# Dataset excerpts
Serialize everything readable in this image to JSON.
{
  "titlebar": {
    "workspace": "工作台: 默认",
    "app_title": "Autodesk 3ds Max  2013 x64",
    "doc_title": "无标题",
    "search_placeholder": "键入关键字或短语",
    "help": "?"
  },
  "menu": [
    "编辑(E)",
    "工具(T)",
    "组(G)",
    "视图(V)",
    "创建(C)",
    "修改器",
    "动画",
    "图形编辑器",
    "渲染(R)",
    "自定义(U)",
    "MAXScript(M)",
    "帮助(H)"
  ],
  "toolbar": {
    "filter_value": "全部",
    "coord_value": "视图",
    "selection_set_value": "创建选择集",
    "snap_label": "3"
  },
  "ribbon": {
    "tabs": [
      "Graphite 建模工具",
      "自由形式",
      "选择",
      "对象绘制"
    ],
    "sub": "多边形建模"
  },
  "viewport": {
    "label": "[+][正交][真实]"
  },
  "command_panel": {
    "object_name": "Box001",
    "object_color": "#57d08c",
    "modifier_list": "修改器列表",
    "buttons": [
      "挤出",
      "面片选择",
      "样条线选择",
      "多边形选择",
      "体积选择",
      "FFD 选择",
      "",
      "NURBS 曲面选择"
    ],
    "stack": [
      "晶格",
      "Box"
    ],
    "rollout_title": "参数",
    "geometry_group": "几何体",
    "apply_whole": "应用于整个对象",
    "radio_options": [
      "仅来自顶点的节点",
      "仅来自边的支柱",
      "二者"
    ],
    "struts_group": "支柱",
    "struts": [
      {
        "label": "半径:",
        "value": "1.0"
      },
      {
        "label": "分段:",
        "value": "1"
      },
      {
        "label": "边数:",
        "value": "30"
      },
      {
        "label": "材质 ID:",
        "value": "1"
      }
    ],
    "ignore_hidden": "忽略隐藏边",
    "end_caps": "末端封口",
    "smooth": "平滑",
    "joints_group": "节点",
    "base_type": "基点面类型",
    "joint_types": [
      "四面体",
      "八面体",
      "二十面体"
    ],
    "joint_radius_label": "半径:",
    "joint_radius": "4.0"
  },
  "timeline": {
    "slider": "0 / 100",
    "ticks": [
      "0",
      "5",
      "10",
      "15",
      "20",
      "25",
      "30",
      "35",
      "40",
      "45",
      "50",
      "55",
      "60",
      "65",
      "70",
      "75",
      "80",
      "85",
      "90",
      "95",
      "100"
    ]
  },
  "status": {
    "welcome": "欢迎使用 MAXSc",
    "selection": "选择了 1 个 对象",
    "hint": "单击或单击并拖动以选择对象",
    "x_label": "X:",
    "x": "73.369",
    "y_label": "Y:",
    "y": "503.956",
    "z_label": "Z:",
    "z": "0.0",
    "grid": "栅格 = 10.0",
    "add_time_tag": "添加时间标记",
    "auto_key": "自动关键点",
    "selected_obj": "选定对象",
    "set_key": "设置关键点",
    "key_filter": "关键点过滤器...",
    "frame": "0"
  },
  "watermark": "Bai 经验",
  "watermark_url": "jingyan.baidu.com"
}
==
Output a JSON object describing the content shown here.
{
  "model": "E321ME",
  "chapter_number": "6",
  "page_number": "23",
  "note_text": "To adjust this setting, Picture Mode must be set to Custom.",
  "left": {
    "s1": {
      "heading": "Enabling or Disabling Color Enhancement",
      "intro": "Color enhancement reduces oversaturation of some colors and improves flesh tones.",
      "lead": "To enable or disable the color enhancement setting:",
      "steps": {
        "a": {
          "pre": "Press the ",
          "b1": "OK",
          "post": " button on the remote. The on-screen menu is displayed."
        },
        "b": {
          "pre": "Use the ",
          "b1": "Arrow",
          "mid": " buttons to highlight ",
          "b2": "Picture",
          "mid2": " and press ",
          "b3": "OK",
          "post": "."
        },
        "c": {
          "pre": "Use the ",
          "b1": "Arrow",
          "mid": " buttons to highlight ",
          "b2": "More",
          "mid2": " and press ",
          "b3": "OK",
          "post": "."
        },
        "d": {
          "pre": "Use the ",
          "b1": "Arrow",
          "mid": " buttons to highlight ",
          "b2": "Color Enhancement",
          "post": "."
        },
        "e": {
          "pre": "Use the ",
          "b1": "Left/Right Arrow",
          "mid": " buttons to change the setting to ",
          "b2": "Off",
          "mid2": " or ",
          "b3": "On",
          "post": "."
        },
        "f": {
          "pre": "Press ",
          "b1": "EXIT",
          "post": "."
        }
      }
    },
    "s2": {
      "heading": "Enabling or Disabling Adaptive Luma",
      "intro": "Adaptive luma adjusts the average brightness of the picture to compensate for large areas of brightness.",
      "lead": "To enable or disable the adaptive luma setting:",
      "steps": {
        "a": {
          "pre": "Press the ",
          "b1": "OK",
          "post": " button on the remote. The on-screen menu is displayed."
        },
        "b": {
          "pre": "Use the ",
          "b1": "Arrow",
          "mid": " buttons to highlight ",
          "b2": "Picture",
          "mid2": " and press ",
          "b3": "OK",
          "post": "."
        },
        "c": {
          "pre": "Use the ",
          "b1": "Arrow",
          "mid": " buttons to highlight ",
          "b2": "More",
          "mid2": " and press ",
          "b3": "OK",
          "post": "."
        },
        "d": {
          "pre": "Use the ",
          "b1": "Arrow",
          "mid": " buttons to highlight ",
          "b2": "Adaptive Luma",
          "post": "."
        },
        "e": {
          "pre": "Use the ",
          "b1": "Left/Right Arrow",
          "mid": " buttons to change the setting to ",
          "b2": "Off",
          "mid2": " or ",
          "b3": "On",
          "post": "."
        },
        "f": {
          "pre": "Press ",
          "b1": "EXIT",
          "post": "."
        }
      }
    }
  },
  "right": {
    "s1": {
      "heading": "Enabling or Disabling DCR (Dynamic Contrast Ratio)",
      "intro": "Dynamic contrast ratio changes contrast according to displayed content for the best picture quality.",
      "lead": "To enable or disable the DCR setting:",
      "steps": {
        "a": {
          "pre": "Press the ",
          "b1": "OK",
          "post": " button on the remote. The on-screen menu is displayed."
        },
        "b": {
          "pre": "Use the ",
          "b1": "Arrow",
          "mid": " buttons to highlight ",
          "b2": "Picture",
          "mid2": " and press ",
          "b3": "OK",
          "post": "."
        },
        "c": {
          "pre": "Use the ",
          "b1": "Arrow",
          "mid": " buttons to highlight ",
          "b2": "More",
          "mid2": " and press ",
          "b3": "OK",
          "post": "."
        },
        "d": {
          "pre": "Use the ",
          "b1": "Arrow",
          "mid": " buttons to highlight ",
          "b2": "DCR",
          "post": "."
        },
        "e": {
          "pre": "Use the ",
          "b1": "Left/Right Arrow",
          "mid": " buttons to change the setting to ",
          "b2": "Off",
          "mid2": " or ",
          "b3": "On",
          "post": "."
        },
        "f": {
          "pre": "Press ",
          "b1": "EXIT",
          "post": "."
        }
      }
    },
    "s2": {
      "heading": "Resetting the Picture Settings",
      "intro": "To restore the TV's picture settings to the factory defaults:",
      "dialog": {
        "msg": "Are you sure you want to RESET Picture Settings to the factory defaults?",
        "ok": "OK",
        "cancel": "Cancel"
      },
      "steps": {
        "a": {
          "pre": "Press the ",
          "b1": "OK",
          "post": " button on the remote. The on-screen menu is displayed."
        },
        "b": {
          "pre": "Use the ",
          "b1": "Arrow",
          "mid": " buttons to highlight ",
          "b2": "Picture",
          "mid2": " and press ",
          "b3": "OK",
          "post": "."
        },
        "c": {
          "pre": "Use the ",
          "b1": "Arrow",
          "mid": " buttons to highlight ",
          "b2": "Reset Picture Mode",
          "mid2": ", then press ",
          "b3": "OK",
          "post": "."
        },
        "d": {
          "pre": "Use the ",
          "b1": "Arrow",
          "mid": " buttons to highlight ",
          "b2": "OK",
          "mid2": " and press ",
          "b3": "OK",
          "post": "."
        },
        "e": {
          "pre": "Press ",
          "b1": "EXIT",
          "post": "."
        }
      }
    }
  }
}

# Written problem
From the data above, copy each line that holds "factory".

# Result of the task
      "intro": "To restore the TV's picture settings to the factory defaults:",
        "msg": "Are you sure you want to RESET Picture Settings to the factory defaults?",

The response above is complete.